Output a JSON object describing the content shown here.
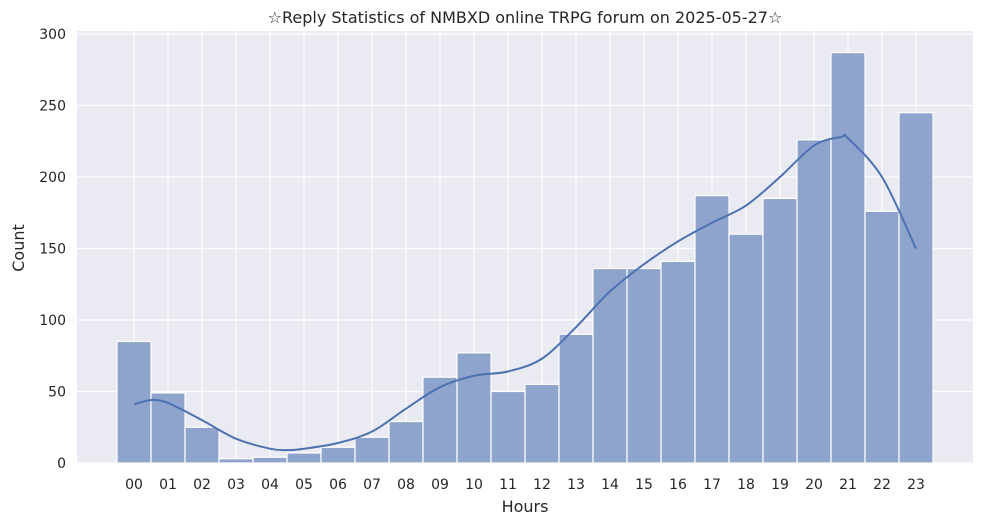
{
  "chart_data": {
    "type": "bar",
    "title": "☆Reply Statistics of NMBXD online TRPG forum on 2025-05-27☆",
    "xlabel": "Hours",
    "ylabel": "Count",
    "ylim": [
      0,
      302
    ],
    "yticks": [
      0,
      50,
      100,
      150,
      200,
      250,
      300
    ],
    "grid": true,
    "categories": [
      "00",
      "01",
      "02",
      "03",
      "04",
      "05",
      "06",
      "07",
      "08",
      "09",
      "10",
      "11",
      "12",
      "13",
      "14",
      "15",
      "16",
      "17",
      "18",
      "19",
      "20",
      "21",
      "22",
      "23"
    ],
    "values": [
      85,
      49,
      25,
      3,
      4,
      7,
      11,
      18,
      29,
      60,
      77,
      50,
      55,
      90,
      136,
      136,
      141,
      187,
      160,
      185,
      226,
      287,
      176,
      245
    ],
    "kde": {
      "x": [
        0,
        0.5,
        1,
        2,
        3,
        4,
        4.5,
        5,
        6,
        7,
        8,
        9,
        10,
        11,
        12,
        13,
        14,
        15,
        16,
        17,
        18,
        19,
        20,
        20.8,
        21,
        22,
        23
      ],
      "y": [
        41,
        44,
        42,
        30,
        17,
        10,
        9,
        10,
        14,
        22,
        38,
        53,
        61,
        64,
        73,
        95,
        120,
        139,
        155,
        168,
        180,
        200,
        222,
        228,
        227,
        200,
        150
      ]
    },
    "colors": {
      "bar": "#8fa4cc",
      "line": "#4c72b0",
      "background": "#eaeaf2",
      "grid": "#ffffff"
    }
  }
}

* * * * *

Task to carry out :: Quote every line word for word and keep the images out of the copy.

Task output ::
Output a JSON object describing the content shown here.
{
  "chart_data": {
    "type": "bar",
    "title": "☆Reply Statistics of NMBXD online TRPG forum on 2025-05-27☆",
    "xlabel": "Hours",
    "ylabel": "Count",
    "ylim": [
      0,
      302
    ],
    "yticks": [
      0,
      50,
      100,
      150,
      200,
      250,
      300
    ],
    "grid": true,
    "categories": [
      "00",
      "01",
      "02",
      "03",
      "04",
      "05",
      "06",
      "07",
      "08",
      "09",
      "10",
      "11",
      "12",
      "13",
      "14",
      "15",
      "16",
      "17",
      "18",
      "19",
      "20",
      "21",
      "22",
      "23"
    ],
    "values": [
      85,
      49,
      25,
      3,
      4,
      7,
      11,
      18,
      29,
      60,
      77,
      50,
      55,
      90,
      136,
      136,
      141,
      187,
      160,
      185,
      226,
      287,
      176,
      245
    ],
    "kde": {
      "x": [
        0,
        0.5,
        1,
        2,
        3,
        4,
        4.5,
        5,
        6,
        7,
        8,
        9,
        10,
        11,
        12,
        13,
        14,
        15,
        16,
        17,
        18,
        19,
        20,
        20.8,
        21,
        22,
        23
      ],
      "y": [
        41,
        44,
        42,
        30,
        17,
        10,
        9,
        10,
        14,
        22,
        38,
        53,
        61,
        64,
        73,
        95,
        120,
        139,
        155,
        168,
        180,
        200,
        222,
        228,
        227,
        200,
        150
      ]
    },
    "colors": {
      "bar": "#8fa4cc",
      "line": "#4c72b0",
      "background": "#eaeaf2",
      "grid": "#ffffff"
    }
  }
}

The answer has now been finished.